## THE REQUEST
Copy the data below exactly.

## STORED RECORDS
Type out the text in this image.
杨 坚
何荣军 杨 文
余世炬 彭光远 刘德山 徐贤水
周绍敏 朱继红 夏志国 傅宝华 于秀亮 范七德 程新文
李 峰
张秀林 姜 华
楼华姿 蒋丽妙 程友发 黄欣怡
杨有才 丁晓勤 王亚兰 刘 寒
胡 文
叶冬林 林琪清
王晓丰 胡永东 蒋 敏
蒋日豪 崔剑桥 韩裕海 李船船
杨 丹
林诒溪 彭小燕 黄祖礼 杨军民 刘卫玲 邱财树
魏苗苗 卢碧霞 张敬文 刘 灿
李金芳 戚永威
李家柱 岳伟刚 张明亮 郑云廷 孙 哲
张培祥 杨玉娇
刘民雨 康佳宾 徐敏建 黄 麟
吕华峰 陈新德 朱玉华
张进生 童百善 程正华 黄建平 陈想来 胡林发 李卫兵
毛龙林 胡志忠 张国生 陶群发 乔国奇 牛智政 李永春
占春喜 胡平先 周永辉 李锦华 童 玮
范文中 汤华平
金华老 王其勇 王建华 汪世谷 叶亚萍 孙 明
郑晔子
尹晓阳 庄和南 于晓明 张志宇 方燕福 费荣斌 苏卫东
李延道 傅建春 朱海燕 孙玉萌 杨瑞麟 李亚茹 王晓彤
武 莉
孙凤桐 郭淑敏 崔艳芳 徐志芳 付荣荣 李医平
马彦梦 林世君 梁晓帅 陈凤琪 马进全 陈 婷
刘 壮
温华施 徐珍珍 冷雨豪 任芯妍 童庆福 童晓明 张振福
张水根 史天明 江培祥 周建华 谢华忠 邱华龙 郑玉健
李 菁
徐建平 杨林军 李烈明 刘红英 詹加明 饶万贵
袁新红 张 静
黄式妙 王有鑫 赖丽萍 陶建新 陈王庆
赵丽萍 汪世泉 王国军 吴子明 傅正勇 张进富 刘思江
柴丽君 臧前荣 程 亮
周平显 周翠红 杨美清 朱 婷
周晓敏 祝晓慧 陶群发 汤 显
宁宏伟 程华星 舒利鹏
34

## WRITTEN REPLY
Type out the text in this image.
杨 坚
何荣军 杨 文
余世炬 彭光远 刘德山 徐贤水
周绍敏 朱继红 夏志国 傅宝华 于秀亮 范七德 程新文
李 峰
张秀林 姜 华
楼华姿 蒋丽妙 程友发 黄欣怡
杨有才 丁晓勤 王亚兰 刘 寒
胡 文
叶冬林 林琪清
王晓丰 胡永东 蒋 敏
蒋日豪 崔剑桥 韩裕海 李船船
杨 丹
林诒溪 彭小燕 黄祖礼 杨军民 刘卫玲 邱财树
魏苗苗 卢碧霞 张敬文 刘 灿
李金芳 戚永威
李家柱 岳伟刚 张明亮 郑云廷 孙 哲
张培祥 杨玉娇
刘民雨 康佳宾 徐敏建 黄 麟
吕华峰 陈新德 朱玉华
张进生 童百善 程正华 黄建平 陈想来 胡林发 李卫兵
毛龙林 胡志忠 张国生 陶群发 乔国奇 牛智政 李永春
占春喜 胡平先 周永辉 李锦华 童 玮
范文中 汤华平
金华老 王其勇 王建华 汪世谷 叶亚萍 孙 明
郑晔子
尹晓阳 庄和南 于晓明 张志宇 方燕福 费荣斌 苏卫东
李延道 傅建春 朱海燕 孙玉萌 杨瑞麟 李亚茹 王晓彤
武 莉
孙凤桐 郭淑敏 崔艳芳 徐志芳 付荣荣 李医平
马彦梦 林世君 梁晓帅 陈凤琪 马进全 陈 婷
刘 壮
温华施 徐珍珍 冷雨豪 任芯妍 童庆福 童晓明 张振福
张水根 史天明 江培祥 周建华 谢华忠 邱华龙 郑玉健
李 菁
徐建平 杨林军 李烈明 刘红英 詹加明 饶万贵
袁新红 张 静
黄式妙 王有鑫 赖丽萍 陶建新 陈王庆
赵丽萍 汪世泉 王国军 吴子明 傅正勇 张进富 刘思江
柴丽君 臧前荣 程 亮
周平显 周翠红 杨美清 朱 婷
周晓敏 祝晓慧 陶群发 汤 显
宁宏伟 程华星 舒利鹏
34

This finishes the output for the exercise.